● Written request
Filter the data below for the string "ylabel" and copy each matching line.

● Information supplied
== == ==

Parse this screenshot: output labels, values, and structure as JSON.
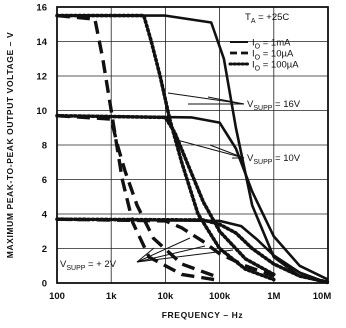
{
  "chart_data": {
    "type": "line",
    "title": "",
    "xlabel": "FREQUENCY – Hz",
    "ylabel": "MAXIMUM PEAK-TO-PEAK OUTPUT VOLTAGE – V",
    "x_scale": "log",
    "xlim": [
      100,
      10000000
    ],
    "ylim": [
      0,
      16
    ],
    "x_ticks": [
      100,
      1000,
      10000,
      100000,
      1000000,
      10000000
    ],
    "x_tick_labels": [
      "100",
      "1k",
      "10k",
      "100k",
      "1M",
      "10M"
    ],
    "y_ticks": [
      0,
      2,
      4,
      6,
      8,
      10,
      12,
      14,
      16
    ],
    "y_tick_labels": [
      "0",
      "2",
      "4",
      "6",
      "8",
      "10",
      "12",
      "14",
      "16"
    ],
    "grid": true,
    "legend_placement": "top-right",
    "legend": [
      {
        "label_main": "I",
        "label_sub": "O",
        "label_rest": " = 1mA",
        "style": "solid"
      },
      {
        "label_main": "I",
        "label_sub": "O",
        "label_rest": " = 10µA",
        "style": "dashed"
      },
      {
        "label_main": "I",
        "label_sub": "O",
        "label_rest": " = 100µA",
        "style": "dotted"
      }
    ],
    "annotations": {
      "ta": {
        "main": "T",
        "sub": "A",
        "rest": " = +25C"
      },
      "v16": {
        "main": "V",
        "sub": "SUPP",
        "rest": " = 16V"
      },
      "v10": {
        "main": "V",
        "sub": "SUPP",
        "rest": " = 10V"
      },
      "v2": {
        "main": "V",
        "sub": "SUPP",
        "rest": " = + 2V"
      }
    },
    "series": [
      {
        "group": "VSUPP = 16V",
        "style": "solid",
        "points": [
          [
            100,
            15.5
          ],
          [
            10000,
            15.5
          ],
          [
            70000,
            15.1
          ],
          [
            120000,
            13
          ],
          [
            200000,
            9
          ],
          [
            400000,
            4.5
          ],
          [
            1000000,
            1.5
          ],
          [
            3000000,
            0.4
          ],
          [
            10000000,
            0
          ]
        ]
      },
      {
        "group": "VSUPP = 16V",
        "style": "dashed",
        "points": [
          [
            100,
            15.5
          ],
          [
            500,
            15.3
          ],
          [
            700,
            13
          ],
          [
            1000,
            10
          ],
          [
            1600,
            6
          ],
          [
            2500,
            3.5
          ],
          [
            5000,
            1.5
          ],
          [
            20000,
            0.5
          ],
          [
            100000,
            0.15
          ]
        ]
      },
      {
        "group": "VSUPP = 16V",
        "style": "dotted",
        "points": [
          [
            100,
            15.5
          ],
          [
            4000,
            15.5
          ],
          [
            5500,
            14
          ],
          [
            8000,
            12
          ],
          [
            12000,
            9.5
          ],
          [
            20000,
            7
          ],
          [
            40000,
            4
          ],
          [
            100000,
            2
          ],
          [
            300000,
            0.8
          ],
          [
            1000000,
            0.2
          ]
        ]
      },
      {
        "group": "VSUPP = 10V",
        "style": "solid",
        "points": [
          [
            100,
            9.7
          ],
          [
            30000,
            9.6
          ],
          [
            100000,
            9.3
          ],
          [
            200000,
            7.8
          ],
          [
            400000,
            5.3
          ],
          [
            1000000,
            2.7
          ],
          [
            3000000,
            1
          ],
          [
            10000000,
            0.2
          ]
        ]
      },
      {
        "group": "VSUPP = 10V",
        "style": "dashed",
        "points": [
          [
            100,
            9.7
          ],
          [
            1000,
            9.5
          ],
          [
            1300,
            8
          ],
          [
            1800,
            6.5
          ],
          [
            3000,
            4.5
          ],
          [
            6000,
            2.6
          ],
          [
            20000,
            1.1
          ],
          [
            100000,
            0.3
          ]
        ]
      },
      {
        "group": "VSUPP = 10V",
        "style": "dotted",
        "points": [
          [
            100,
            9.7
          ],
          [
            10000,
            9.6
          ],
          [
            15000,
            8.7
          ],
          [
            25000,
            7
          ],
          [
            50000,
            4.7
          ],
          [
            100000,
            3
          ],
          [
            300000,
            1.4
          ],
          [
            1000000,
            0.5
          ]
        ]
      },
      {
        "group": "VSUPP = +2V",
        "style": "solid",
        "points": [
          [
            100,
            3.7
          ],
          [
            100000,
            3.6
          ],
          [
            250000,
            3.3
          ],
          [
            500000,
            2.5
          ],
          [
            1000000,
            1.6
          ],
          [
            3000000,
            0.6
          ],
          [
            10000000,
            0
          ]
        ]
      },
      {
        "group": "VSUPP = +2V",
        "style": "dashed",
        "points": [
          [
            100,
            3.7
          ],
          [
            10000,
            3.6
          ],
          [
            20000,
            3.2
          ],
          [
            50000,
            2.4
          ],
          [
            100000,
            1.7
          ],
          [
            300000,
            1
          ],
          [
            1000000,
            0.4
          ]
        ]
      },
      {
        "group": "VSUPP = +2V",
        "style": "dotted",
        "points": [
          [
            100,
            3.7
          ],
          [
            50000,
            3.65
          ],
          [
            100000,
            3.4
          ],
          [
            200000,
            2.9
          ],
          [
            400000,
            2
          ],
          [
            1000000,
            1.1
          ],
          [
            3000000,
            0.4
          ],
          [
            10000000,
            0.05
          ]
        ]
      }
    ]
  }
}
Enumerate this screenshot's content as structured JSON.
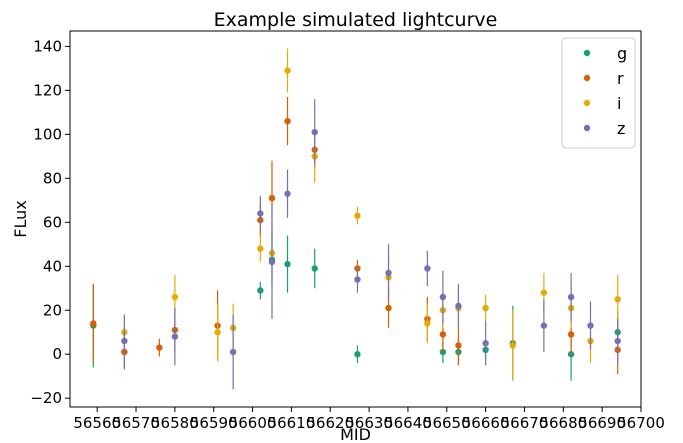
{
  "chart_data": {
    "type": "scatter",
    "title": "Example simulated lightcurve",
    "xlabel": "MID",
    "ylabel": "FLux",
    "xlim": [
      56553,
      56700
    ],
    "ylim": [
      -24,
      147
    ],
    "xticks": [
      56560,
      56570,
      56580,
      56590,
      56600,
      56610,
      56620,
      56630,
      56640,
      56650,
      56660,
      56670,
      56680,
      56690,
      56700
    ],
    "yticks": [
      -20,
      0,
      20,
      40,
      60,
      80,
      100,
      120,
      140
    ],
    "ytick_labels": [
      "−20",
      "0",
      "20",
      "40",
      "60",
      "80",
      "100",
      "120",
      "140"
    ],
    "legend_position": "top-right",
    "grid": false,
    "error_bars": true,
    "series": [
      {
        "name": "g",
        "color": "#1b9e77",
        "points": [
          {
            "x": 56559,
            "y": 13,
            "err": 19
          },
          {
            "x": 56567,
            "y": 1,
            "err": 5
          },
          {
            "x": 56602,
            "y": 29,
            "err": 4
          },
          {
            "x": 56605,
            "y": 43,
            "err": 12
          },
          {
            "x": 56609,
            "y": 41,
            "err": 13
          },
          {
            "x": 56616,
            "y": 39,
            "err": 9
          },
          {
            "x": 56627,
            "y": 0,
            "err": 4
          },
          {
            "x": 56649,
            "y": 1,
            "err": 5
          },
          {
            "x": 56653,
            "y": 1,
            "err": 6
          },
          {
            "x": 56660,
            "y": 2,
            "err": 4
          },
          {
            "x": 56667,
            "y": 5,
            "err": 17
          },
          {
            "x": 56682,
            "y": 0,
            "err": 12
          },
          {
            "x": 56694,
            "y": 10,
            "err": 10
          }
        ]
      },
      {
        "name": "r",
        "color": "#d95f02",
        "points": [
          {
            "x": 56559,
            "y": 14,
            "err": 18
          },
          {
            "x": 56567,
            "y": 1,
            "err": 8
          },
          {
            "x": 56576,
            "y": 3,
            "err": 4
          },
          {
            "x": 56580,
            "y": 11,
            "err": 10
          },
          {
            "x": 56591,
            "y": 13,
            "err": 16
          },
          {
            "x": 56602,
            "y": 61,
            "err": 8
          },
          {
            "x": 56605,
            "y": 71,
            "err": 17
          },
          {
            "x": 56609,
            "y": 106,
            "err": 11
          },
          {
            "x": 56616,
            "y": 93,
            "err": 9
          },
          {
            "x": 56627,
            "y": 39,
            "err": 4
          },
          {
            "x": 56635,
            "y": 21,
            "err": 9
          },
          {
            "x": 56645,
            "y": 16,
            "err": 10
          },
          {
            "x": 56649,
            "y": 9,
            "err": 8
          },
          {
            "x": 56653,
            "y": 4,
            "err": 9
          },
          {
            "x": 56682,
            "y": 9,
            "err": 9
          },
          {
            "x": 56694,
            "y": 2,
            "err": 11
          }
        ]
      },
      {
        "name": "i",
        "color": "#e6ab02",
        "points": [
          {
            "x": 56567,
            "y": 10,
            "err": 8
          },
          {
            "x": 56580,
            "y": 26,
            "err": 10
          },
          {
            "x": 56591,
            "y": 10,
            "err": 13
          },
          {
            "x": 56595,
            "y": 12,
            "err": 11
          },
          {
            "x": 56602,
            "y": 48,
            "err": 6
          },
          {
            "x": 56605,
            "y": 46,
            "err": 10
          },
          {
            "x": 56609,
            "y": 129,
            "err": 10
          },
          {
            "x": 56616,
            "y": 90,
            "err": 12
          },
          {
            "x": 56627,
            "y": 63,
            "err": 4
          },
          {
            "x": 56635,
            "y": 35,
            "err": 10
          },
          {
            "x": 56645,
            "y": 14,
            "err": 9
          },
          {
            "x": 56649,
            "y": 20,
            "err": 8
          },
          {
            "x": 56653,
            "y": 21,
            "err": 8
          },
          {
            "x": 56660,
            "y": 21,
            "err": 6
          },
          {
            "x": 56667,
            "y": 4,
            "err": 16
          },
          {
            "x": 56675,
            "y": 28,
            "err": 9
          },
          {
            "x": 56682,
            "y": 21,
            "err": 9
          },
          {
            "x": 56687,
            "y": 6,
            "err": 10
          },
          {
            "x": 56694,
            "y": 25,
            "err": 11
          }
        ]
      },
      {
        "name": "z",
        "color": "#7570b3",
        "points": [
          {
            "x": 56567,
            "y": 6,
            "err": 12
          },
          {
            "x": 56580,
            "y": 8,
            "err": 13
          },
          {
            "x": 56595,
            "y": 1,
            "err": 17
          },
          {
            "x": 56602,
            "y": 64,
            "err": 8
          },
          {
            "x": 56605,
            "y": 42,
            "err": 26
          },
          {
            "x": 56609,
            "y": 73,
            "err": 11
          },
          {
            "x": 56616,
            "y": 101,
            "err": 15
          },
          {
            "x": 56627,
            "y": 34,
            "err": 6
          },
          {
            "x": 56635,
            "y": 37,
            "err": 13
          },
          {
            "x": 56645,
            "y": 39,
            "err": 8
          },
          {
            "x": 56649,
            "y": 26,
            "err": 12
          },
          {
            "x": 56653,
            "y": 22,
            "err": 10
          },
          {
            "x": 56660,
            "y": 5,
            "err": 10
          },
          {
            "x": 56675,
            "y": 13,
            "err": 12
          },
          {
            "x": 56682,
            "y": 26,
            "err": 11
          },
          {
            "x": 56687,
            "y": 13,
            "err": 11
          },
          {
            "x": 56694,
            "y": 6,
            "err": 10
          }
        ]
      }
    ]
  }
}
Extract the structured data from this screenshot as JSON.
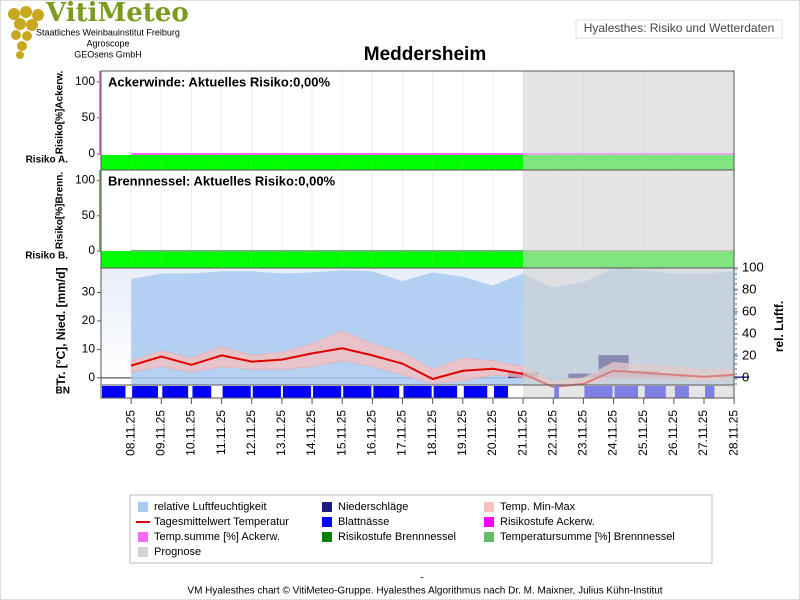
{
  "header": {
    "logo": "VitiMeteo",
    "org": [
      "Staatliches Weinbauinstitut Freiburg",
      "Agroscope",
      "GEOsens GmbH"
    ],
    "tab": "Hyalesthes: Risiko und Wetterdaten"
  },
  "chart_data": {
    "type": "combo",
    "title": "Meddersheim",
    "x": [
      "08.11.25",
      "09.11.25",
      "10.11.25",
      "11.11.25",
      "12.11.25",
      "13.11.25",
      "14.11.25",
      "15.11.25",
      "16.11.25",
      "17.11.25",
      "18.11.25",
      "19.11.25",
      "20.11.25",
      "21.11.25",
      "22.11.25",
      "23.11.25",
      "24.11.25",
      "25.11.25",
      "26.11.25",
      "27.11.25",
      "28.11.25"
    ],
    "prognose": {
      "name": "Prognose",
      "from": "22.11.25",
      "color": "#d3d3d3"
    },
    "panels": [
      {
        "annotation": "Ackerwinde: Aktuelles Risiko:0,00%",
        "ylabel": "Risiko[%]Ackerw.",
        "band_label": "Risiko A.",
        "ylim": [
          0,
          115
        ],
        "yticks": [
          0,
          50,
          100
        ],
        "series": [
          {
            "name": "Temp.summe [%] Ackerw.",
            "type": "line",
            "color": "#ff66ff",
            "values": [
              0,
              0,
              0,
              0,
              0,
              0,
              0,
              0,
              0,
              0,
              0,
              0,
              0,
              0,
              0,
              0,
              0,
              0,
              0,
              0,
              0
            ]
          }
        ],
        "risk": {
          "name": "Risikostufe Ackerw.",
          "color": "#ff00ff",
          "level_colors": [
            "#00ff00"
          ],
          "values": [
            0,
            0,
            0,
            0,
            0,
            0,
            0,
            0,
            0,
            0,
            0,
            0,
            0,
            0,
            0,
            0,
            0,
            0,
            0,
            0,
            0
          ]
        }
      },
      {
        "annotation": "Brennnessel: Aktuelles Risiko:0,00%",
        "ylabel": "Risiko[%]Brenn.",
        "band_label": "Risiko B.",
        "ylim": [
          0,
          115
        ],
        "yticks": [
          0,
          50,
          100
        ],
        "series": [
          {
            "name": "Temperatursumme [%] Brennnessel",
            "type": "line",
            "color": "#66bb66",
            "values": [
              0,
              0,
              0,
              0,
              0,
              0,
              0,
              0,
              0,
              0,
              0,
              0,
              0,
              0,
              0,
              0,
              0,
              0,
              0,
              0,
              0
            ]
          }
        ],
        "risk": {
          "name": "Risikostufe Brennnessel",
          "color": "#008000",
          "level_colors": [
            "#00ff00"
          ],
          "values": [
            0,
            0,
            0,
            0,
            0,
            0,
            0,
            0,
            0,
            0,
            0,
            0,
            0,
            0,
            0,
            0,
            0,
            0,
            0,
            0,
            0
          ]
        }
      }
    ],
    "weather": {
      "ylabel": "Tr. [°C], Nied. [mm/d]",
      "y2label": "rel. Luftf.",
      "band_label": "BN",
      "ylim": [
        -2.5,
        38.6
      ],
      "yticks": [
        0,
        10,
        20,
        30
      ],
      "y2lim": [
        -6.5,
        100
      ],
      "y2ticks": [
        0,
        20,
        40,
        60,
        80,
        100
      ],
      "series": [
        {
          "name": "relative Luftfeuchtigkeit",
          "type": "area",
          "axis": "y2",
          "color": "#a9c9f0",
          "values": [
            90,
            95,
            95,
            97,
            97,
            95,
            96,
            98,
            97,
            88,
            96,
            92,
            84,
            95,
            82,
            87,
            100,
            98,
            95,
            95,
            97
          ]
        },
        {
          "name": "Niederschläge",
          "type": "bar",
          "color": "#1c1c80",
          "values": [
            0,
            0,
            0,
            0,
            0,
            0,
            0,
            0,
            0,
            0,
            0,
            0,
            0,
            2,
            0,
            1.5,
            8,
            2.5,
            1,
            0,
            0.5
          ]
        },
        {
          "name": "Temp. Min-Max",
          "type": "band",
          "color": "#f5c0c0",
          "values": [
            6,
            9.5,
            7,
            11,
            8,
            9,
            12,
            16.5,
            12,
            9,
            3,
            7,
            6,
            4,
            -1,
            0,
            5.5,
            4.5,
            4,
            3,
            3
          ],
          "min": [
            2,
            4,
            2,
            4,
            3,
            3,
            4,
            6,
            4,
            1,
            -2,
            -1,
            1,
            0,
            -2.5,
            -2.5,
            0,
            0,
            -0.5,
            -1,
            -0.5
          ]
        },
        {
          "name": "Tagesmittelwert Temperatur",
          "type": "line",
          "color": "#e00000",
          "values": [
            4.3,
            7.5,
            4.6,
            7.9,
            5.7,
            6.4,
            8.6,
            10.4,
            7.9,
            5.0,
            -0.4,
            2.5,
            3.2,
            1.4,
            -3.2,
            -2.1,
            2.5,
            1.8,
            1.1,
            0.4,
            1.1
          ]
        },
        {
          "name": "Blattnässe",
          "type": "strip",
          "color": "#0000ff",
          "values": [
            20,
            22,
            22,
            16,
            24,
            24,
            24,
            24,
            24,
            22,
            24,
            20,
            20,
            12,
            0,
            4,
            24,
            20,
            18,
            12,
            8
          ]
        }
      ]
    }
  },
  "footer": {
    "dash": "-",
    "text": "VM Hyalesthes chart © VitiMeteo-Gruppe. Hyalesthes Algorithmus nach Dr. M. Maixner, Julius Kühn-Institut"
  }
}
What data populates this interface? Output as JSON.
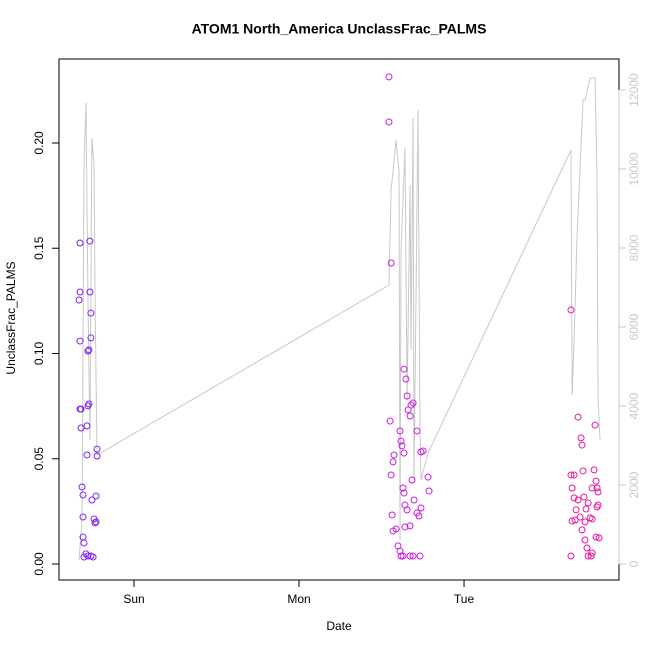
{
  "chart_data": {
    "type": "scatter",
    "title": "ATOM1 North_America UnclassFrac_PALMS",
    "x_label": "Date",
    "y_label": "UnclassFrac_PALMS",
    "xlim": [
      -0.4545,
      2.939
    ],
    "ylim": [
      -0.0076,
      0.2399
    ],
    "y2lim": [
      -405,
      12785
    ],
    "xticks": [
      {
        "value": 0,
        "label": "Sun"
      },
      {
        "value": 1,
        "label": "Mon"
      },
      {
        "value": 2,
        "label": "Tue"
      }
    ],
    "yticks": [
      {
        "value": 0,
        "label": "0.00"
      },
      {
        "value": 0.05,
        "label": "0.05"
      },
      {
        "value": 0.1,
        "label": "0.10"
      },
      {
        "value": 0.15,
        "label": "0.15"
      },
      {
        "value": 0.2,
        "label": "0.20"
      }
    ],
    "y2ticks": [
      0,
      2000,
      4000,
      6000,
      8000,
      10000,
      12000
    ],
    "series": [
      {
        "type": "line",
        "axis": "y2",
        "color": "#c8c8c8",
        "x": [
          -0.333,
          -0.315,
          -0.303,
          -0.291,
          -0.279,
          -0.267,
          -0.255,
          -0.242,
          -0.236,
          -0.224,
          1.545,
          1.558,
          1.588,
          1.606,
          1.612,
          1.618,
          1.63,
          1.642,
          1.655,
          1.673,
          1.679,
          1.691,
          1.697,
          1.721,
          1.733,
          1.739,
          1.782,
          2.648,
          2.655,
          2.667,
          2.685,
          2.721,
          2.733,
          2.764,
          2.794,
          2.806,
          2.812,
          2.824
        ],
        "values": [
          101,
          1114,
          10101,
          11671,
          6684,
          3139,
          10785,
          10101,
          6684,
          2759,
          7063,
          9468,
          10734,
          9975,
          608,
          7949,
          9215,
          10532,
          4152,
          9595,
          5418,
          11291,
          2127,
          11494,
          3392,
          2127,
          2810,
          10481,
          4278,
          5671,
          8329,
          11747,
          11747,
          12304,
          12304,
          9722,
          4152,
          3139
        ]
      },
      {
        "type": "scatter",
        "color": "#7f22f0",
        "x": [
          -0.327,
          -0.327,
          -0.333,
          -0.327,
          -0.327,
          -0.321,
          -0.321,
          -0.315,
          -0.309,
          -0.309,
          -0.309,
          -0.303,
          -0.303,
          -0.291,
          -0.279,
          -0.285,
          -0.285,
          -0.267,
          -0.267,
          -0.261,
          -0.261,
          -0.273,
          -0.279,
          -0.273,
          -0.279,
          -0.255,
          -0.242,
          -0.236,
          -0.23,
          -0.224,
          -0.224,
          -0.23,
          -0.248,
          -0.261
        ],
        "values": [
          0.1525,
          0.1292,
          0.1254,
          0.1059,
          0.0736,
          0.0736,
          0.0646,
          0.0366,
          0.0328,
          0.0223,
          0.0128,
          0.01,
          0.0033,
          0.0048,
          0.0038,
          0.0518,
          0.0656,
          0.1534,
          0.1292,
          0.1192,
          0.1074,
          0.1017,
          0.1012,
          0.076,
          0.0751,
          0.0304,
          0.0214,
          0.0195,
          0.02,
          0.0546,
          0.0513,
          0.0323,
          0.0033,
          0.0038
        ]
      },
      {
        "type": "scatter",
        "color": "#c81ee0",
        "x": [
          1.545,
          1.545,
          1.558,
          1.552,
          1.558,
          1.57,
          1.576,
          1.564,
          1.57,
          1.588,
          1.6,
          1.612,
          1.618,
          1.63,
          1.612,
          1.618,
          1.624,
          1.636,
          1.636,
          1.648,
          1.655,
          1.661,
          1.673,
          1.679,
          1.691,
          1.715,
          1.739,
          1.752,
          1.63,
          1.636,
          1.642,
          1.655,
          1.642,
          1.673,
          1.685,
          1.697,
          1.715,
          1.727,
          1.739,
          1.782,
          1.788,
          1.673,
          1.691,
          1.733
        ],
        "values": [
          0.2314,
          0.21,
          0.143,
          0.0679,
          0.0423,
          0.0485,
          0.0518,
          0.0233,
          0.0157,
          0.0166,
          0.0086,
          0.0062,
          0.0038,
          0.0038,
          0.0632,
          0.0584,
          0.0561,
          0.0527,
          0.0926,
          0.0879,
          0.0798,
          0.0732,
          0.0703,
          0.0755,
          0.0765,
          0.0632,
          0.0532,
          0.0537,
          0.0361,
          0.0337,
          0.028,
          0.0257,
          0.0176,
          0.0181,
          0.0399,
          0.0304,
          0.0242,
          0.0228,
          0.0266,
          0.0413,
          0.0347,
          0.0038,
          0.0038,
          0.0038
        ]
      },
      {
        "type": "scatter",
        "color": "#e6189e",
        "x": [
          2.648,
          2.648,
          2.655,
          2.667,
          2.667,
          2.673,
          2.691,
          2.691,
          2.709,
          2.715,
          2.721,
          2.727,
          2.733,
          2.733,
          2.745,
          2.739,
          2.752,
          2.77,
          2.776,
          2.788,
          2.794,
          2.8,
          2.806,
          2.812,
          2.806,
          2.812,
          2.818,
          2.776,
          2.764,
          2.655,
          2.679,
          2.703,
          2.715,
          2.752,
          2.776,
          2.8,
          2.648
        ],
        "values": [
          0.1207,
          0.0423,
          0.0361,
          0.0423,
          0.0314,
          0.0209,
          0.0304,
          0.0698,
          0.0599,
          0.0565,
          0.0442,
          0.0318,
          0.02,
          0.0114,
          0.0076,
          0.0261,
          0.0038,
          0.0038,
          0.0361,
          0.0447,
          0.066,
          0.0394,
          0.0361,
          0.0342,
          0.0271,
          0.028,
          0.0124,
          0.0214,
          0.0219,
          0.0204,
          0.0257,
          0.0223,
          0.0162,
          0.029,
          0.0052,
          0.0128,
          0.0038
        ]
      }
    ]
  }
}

== == ==

● Written solution
    "ylabel": "MAXIMUM PEAK-TO-PEAK OUTPUT VOLTAGE – V",
    "ylabel": "FLux",
        "ylabel": "Risiko[%]Ackerw.",
        "ylabel": "Risiko[%]Brenn.",
      "ylabel": "Tr. [°C], Nied. [mm/d]",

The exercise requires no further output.